(Records in a dataset)
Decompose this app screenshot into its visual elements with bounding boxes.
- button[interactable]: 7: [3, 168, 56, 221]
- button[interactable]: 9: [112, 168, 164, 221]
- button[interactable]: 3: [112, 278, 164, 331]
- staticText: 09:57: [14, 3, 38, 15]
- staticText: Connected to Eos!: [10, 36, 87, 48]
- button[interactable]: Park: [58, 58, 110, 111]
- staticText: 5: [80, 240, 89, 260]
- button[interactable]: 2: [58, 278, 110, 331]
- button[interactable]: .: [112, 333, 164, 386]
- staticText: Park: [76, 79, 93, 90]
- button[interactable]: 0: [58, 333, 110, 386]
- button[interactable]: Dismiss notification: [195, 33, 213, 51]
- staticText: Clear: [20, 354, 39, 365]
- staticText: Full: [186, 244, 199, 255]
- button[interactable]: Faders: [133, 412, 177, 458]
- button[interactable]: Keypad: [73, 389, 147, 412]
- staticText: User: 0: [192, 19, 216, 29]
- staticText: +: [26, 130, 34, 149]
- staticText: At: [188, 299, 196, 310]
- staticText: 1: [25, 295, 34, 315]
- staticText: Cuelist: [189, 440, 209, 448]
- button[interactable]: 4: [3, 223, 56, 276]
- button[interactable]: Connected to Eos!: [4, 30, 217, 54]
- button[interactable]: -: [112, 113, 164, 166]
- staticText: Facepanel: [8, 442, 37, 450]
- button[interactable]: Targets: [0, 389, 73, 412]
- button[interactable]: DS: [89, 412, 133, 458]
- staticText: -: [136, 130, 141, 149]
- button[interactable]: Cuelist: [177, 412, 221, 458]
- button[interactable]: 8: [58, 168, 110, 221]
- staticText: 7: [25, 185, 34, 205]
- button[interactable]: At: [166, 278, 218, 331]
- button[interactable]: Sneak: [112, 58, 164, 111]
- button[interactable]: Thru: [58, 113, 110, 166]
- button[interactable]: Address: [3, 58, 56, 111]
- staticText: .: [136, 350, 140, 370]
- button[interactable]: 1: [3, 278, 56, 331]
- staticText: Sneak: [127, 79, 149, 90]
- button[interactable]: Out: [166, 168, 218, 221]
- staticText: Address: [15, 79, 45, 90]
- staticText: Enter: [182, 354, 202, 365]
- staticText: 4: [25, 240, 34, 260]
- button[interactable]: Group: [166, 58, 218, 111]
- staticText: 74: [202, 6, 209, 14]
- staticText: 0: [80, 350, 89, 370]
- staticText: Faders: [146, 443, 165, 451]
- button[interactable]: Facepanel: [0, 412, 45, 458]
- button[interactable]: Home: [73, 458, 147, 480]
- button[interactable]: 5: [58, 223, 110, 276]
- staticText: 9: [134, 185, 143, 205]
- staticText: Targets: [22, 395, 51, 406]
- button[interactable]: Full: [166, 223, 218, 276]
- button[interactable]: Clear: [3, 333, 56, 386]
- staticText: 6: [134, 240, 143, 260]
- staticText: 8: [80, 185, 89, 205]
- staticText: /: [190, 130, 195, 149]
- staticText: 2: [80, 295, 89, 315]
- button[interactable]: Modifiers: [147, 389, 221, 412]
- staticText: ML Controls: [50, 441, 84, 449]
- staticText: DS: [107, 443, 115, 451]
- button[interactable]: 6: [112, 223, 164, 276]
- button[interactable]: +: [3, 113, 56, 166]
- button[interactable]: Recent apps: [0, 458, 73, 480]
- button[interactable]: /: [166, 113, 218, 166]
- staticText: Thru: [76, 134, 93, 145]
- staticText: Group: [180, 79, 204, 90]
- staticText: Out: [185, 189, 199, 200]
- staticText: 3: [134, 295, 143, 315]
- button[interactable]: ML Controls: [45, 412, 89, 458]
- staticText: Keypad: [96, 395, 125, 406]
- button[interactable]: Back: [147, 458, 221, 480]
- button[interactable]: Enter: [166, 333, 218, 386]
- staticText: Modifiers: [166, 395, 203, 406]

Directive:
Rewrite the items above, putting "Numpad" in place of every "Keypad" and leaving everything else unchanged.

Finished exercise:
Decompose this app screenshot into its visual elements with bounding boxes.
- button[interactable]: 7: [3, 168, 56, 221]
- button[interactable]: 9: [112, 168, 164, 221]
- button[interactable]: 3: [112, 278, 164, 331]
- staticText: 09:57: [14, 3, 38, 15]
- staticText: Connected to Eos!: [10, 36, 87, 48]
- button[interactable]: Park: [58, 58, 110, 111]
- staticText: 5: [80, 240, 89, 260]
- button[interactable]: 2: [58, 278, 110, 331]
- button[interactable]: .: [112, 333, 164, 386]
- staticText: Park: [76, 79, 93, 90]
- button[interactable]: 0: [58, 333, 110, 386]
- button[interactable]: Dismiss notification: [195, 33, 213, 51]
- staticText: Clear: [20, 354, 39, 365]
- staticText: Full: [186, 244, 199, 255]
- button[interactable]: Faders: [133, 412, 177, 458]
- button[interactable]: Numpad: [73, 389, 147, 412]
- staticText: User: 0: [192, 19, 216, 29]
- staticText: +: [26, 130, 34, 149]
- staticText: At: [188, 299, 196, 310]
- staticText: 1: [25, 295, 34, 315]
- staticText: Cuelist: [189, 440, 209, 448]
- button[interactable]: 4: [3, 223, 56, 276]
- button[interactable]: Connected to Eos!: [4, 30, 217, 54]
- button[interactable]: -: [112, 113, 164, 166]
- staticText: Facepanel: [8, 442, 37, 450]
- button[interactable]: Targets: [0, 389, 73, 412]
- button[interactable]: DS: [89, 412, 133, 458]
- staticText: -: [136, 130, 141, 149]
- button[interactable]: Cuelist: [177, 412, 221, 458]
- button[interactable]: 8: [58, 168, 110, 221]
- staticText: 7: [25, 185, 34, 205]
- button[interactable]: At: [166, 278, 218, 331]
- button[interactable]: Sneak: [112, 58, 164, 111]
- button[interactable]: Thru: [58, 113, 110, 166]
- button[interactable]: Address: [3, 58, 56, 111]
- staticText: .: [136, 350, 140, 370]
- button[interactable]: 1: [3, 278, 56, 331]
- staticText: Sneak: [127, 79, 149, 90]
- button[interactable]: Out: [166, 168, 218, 221]
- staticText: Address: [15, 79, 45, 90]
- staticText: Enter: [182, 354, 202, 365]
- staticText: 4: [25, 240, 34, 260]
- button[interactable]: Group: [166, 58, 218, 111]
- staticText: 74: [202, 6, 209, 14]
- staticText: 0: [80, 350, 89, 370]
- staticText: Faders: [146, 443, 165, 451]
- button[interactable]: Facepanel: [0, 412, 45, 458]
- button[interactable]: Home: [73, 458, 147, 480]
- button[interactable]: 5: [58, 223, 110, 276]
- staticText: 9: [134, 185, 143, 205]
- staticText: Targets: [22, 395, 51, 406]
- button[interactable]: Full: [166, 223, 218, 276]
- button[interactable]: Clear: [3, 333, 56, 386]
- staticText: 6: [134, 240, 143, 260]
- staticText: 8: [80, 185, 89, 205]
- staticText: /: [190, 130, 195, 149]
- staticText: 2: [80, 295, 89, 315]
- button[interactable]: Modifiers: [147, 389, 221, 412]
- staticText: ML Controls: [50, 441, 84, 449]
- staticText: DS: [107, 443, 115, 451]
- button[interactable]: 6: [112, 223, 164, 276]
- button[interactable]: +: [3, 113, 56, 166]
- button[interactable]: Recent apps: [0, 458, 73, 480]
- button[interactable]: /: [166, 113, 218, 166]
- staticText: Thru: [76, 134, 93, 145]
- staticText: Group: [180, 79, 204, 90]
- staticText: Out: [185, 189, 199, 200]
- staticText: 3: [134, 295, 143, 315]
- button[interactable]: ML Controls: [45, 412, 89, 458]
- staticText: Numpad: [96, 395, 125, 406]
- button[interactable]: Back: [147, 458, 221, 480]
- button[interactable]: Enter: [166, 333, 218, 386]
- staticText: Modifiers: [166, 395, 203, 406]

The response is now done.